WORK REQUIRED: Search the material below for the string "glycogen" and list each line that holds it.

MATERIAL FOR THIS EXERCISE:

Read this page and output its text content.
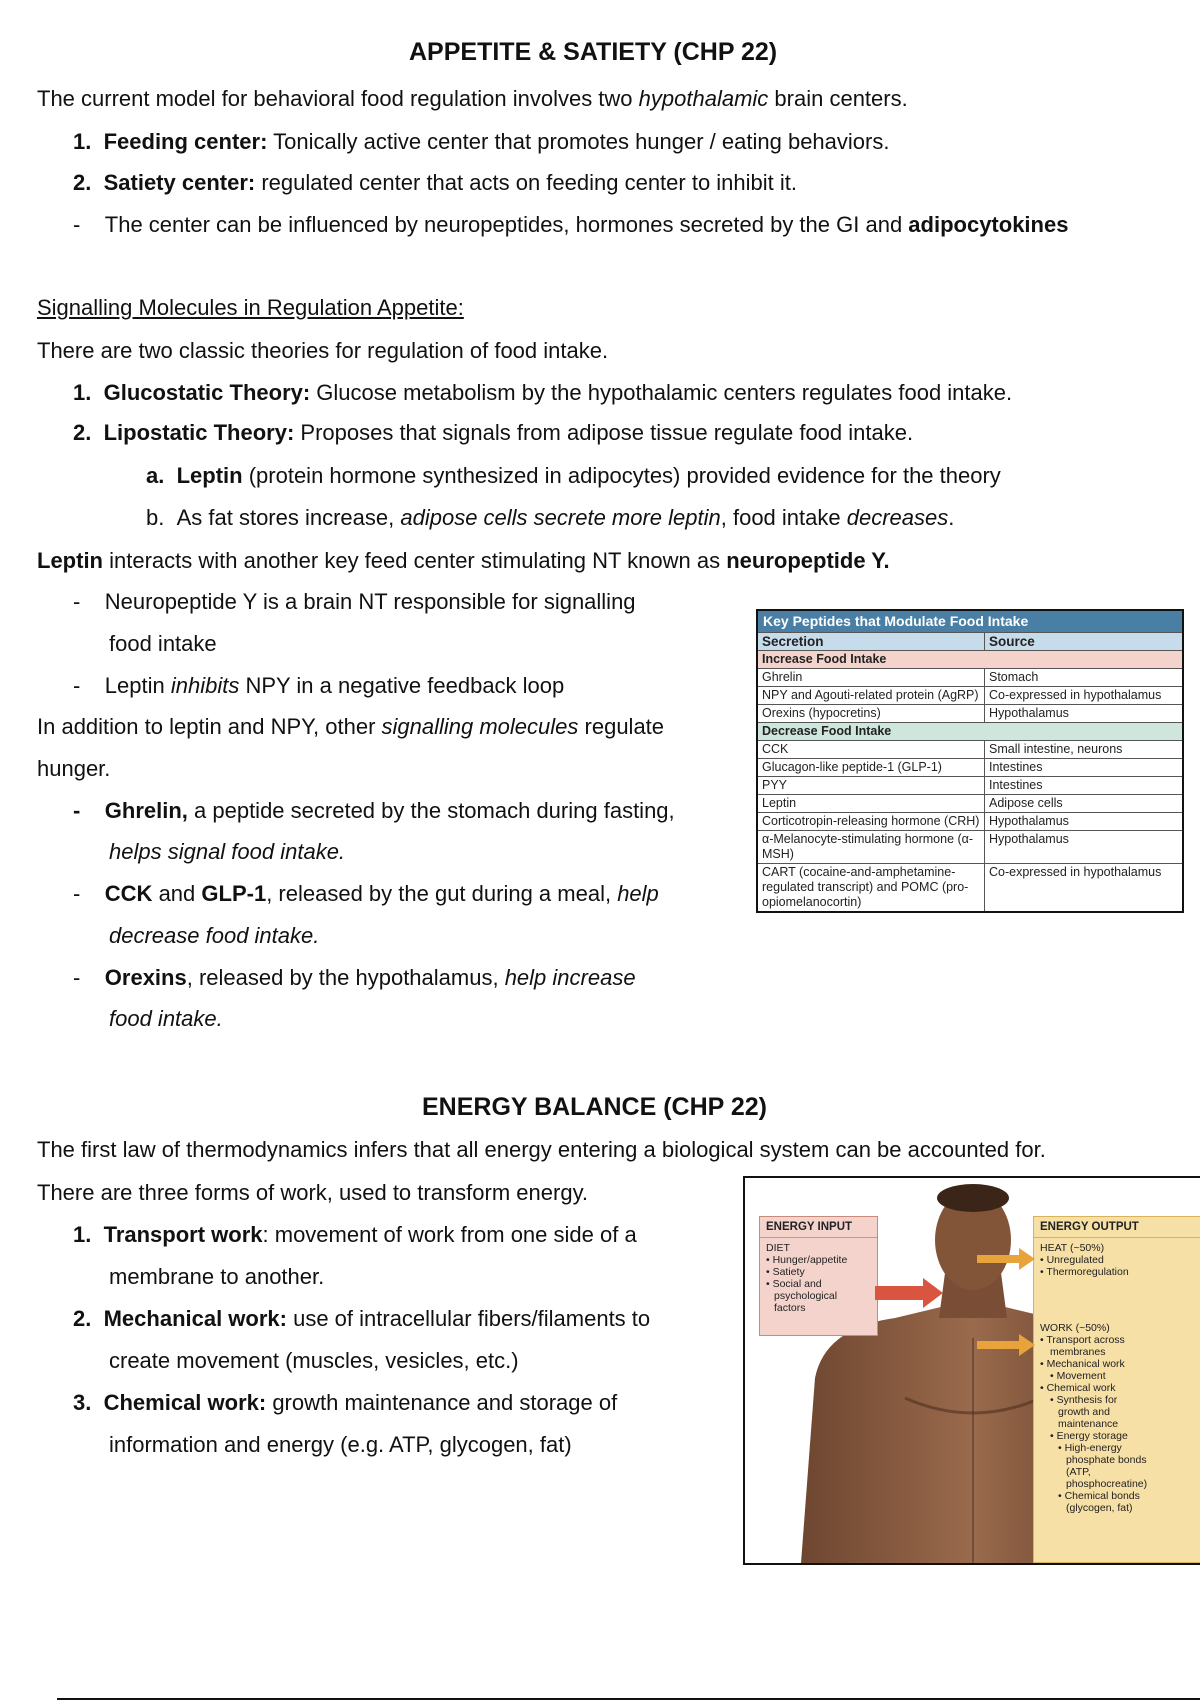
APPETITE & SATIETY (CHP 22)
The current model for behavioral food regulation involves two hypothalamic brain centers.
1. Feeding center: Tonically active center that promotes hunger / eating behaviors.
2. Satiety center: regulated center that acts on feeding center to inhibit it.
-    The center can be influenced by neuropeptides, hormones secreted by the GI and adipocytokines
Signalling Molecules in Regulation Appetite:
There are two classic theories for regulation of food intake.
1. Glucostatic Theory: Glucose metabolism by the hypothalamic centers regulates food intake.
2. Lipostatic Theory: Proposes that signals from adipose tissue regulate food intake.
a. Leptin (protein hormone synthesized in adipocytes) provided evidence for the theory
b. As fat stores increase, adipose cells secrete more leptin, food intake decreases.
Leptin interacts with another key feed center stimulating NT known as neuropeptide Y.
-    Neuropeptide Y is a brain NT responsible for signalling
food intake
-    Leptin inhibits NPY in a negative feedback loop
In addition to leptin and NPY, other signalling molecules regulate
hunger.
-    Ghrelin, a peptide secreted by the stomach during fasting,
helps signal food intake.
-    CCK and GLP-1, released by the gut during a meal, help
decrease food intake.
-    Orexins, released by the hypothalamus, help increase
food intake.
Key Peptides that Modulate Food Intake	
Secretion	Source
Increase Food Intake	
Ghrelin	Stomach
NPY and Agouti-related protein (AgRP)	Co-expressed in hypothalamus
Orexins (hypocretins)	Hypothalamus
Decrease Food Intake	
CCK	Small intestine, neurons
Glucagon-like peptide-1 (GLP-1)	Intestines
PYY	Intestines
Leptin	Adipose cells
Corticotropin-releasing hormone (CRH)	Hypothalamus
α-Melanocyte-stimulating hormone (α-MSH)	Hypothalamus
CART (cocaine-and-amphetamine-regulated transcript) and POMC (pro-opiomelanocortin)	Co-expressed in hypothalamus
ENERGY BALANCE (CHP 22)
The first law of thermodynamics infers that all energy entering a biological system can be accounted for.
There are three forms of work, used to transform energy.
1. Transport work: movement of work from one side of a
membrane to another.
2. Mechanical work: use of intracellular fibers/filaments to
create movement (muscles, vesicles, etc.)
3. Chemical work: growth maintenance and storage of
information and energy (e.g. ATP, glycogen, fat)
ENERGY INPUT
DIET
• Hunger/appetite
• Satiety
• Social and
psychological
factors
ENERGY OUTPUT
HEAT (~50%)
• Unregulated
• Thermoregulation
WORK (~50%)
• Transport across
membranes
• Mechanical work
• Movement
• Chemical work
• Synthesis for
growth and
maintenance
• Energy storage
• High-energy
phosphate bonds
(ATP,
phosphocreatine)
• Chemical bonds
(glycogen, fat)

RESPONSE TO THIS EXERCISE:
information and energy (e.g. ATP, glycogen, fat)
(glycogen, fat)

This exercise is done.